§ Instructions for the task: Copy all of the records below verbatim.

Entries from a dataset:
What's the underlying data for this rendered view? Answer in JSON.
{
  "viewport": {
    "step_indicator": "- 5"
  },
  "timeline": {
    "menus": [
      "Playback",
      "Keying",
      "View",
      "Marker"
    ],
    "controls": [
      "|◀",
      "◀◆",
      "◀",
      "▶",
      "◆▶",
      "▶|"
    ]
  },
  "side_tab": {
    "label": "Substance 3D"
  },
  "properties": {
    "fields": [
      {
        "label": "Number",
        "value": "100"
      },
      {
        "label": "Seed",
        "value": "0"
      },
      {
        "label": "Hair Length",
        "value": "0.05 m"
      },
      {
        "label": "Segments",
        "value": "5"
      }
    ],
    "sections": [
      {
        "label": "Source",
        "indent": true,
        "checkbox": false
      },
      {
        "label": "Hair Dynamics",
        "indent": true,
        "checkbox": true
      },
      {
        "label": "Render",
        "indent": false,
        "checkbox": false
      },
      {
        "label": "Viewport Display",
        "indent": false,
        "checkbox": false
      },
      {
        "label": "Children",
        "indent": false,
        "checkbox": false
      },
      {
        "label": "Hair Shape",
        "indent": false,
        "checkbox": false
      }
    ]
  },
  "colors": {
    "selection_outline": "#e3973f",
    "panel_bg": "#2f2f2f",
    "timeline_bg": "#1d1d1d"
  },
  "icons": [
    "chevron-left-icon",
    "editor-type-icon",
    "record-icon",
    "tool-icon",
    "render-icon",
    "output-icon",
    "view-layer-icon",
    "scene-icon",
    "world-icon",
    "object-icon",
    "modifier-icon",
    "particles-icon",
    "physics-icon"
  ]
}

§ The output:
What's the underlying data for this rendered view? Answer in JSON.
{
  "viewport": {
    "step_indicator": "- 5"
  },
  "timeline": {
    "menus": [
      "Playback",
      "Keying",
      "View",
      "Marker"
    ],
    "controls": [
      "|◀",
      "◀◆",
      "◀",
      "▶",
      "◆▶",
      "▶|"
    ]
  },
  "side_tab": {
    "label": "Substance 3D"
  },
  "properties": {
    "fields": [
      {
        "label": "Number",
        "value": "100"
      },
      {
        "label": "Seed",
        "value": "0"
      },
      {
        "label": "Hair Length",
        "value": "0.05 m"
      },
      {
        "label": "Segments",
        "value": "5"
      }
    ],
    "sections": [
      {
        "label": "Source",
        "indent": true,
        "checkbox": false
      },
      {
        "label": "Hair Dynamics",
        "indent": true,
        "checkbox": true
      },
      {
        "label": "Render",
        "indent": false,
        "checkbox": false
      },
      {
        "label": "Viewport Display",
        "indent": false,
        "checkbox": false
      },
      {
        "label": "Children",
        "indent": false,
        "checkbox": false
      },
      {
        "label": "Hair Shape",
        "indent": false,
        "checkbox": false
      }
    ]
  },
  "colors": {
    "selection_outline": "#e3973f",
    "panel_bg": "#2f2f2f",
    "timeline_bg": "#1d1d1d"
  },
  "icons": [
    "chevron-left-icon",
    "editor-type-icon",
    "record-icon",
    "tool-icon",
    "render-icon",
    "output-icon",
    "view-layer-icon",
    "scene-icon",
    "world-icon",
    "object-icon",
    "modifier-icon",
    "particles-icon",
    "physics-icon"
  ]
}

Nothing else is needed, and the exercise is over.